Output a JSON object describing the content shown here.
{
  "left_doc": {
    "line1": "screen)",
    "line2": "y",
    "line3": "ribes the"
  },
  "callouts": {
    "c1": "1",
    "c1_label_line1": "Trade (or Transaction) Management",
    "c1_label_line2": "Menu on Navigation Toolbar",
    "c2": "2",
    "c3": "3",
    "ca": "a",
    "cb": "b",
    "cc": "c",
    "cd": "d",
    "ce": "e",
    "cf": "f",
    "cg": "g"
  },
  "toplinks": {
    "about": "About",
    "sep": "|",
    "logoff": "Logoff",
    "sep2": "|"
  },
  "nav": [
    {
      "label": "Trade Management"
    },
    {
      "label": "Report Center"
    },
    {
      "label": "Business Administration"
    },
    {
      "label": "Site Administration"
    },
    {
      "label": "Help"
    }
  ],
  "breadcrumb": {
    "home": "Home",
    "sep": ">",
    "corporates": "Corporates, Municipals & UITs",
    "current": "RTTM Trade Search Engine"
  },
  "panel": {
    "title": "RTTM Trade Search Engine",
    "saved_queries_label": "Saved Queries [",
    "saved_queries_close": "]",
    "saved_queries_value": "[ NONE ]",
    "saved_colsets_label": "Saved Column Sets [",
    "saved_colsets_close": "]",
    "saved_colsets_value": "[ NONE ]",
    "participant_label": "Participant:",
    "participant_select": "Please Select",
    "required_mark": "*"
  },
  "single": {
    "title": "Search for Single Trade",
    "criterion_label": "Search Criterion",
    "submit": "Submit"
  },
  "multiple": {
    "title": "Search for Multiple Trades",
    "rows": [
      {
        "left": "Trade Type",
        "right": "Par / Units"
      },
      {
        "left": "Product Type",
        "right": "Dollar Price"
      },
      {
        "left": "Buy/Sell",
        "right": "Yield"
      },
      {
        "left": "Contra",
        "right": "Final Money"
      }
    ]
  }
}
##############################
- **Exercise directions**
Track down every line with the word "RTTM" and copy it.

- **Result for this task**
    "current": "RTTM Trade Search Engine"
    "title": "RTTM Trade Search Engine",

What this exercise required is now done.